# start of ENTRIES
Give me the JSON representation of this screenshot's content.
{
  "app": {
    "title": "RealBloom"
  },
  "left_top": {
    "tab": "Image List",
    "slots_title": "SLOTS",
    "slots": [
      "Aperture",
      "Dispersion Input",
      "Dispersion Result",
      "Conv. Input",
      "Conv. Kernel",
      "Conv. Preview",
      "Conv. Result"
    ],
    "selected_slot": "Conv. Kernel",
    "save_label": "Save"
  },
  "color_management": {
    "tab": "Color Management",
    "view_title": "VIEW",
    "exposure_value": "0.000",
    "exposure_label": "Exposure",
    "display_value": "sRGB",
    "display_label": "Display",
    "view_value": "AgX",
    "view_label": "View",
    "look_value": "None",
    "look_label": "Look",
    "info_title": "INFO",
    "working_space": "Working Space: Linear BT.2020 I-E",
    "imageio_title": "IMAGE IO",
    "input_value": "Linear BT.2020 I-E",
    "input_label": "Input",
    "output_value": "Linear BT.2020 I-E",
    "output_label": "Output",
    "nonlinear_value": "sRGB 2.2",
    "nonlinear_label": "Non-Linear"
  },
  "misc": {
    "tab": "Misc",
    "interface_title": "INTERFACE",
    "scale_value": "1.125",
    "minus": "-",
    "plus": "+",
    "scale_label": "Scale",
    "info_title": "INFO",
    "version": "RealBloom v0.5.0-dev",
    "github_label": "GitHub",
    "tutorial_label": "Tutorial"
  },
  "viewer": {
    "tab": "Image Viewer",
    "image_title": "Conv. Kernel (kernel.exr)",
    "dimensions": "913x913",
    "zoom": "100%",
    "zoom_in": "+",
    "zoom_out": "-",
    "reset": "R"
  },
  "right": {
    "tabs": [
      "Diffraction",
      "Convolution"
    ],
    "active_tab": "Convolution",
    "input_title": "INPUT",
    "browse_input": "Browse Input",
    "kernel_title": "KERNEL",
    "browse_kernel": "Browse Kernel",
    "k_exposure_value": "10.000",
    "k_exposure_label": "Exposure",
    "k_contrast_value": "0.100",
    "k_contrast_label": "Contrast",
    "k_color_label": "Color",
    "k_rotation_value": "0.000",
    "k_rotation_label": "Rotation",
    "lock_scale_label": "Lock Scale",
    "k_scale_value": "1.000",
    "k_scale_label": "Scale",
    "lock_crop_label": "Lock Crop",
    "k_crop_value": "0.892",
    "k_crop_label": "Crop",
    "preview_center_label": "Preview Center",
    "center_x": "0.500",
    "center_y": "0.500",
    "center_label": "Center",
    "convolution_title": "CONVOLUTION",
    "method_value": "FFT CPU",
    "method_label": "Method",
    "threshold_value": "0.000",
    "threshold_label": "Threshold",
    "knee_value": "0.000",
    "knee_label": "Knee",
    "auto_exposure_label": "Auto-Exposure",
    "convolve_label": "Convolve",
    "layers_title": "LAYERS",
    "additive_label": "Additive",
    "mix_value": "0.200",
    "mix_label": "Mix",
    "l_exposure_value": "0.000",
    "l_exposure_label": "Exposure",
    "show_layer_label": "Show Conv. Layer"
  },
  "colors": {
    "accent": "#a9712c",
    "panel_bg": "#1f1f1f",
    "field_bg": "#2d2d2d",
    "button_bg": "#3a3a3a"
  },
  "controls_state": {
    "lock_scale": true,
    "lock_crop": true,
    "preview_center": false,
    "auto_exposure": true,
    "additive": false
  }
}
# end of ENTRIES
### PROBLEM
All of the records must be retyped exactly as they are.

### RESULT BELOW
Give me the JSON representation of this screenshot's content.
{
  "app": {
    "title": "RealBloom"
  },
  "left_top": {
    "tab": "Image List",
    "slots_title": "SLOTS",
    "slots": [
      "Aperture",
      "Dispersion Input",
      "Dispersion Result",
      "Conv. Input",
      "Conv. Kernel",
      "Conv. Preview",
      "Conv. Result"
    ],
    "selected_slot": "Conv. Kernel",
    "save_label": "Save"
  },
  "color_management": {
    "tab": "Color Management",
    "view_title": "VIEW",
    "exposure_value": "0.000",
    "exposure_label": "Exposure",
    "display_value": "sRGB",
    "display_label": "Display",
    "view_value": "AgX",
    "view_label": "View",
    "look_value": "None",
    "look_label": "Look",
    "info_title": "INFO",
    "working_space": "Working Space: Linear BT.2020 I-E",
    "imageio_title": "IMAGE IO",
    "input_value": "Linear BT.2020 I-E",
    "input_label": "Input",
    "output_value": "Linear BT.2020 I-E",
    "output_label": "Output",
    "nonlinear_value": "sRGB 2.2",
    "nonlinear_label": "Non-Linear"
  },
  "misc": {
    "tab": "Misc",
    "interface_title": "INTERFACE",
    "scale_value": "1.125",
    "minus": "-",
    "plus": "+",
    "scale_label": "Scale",
    "info_title": "INFO",
    "version": "RealBloom v0.5.0-dev",
    "github_label": "GitHub",
    "tutorial_label": "Tutorial"
  },
  "viewer": {
    "tab": "Image Viewer",
    "image_title": "Conv. Kernel (kernel.exr)",
    "dimensions": "913x913",
    "zoom": "100%",
    "zoom_in": "+",
    "zoom_out": "-",
    "reset": "R"
  },
  "right": {
    "tabs": [
      "Diffraction",
      "Convolution"
    ],
    "active_tab": "Convolution",
    "input_title": "INPUT",
    "browse_input": "Browse Input",
    "kernel_title": "KERNEL",
    "browse_kernel": "Browse Kernel",
    "k_exposure_value": "10.000",
    "k_exposure_label": "Exposure",
    "k_contrast_value": "0.100",
    "k_contrast_label": "Contrast",
    "k_color_label": "Color",
    "k_rotation_value": "0.000",
    "k_rotation_label": "Rotation",
    "lock_scale_label": "Lock Scale",
    "k_scale_value": "1.000",
    "k_scale_label": "Scale",
    "lock_crop_label": "Lock Crop",
    "k_crop_value": "0.892",
    "k_crop_label": "Crop",
    "preview_center_label": "Preview Center",
    "center_x": "0.500",
    "center_y": "0.500",
    "center_label": "Center",
    "convolution_title": "CONVOLUTION",
    "method_value": "FFT CPU",
    "method_label": "Method",
    "threshold_value": "0.000",
    "threshold_label": "Threshold",
    "knee_value": "0.000",
    "knee_label": "Knee",
    "auto_exposure_label": "Auto-Exposure",
    "convolve_label": "Convolve",
    "layers_title": "LAYERS",
    "additive_label": "Additive",
    "mix_value": "0.200",
    "mix_label": "Mix",
    "l_exposure_value": "0.000",
    "l_exposure_label": "Exposure",
    "show_layer_label": "Show Conv. Layer"
  },
  "colors": {
    "accent": "#a9712c",
    "panel_bg": "#1f1f1f",
    "field_bg": "#2d2d2d",
    "button_bg": "#3a3a3a"
  },
  "controls_state": {
    "lock_scale": true,
    "lock_crop": true,
    "preview_center": false,
    "auto_exposure": true,
    "additive": false
  }
}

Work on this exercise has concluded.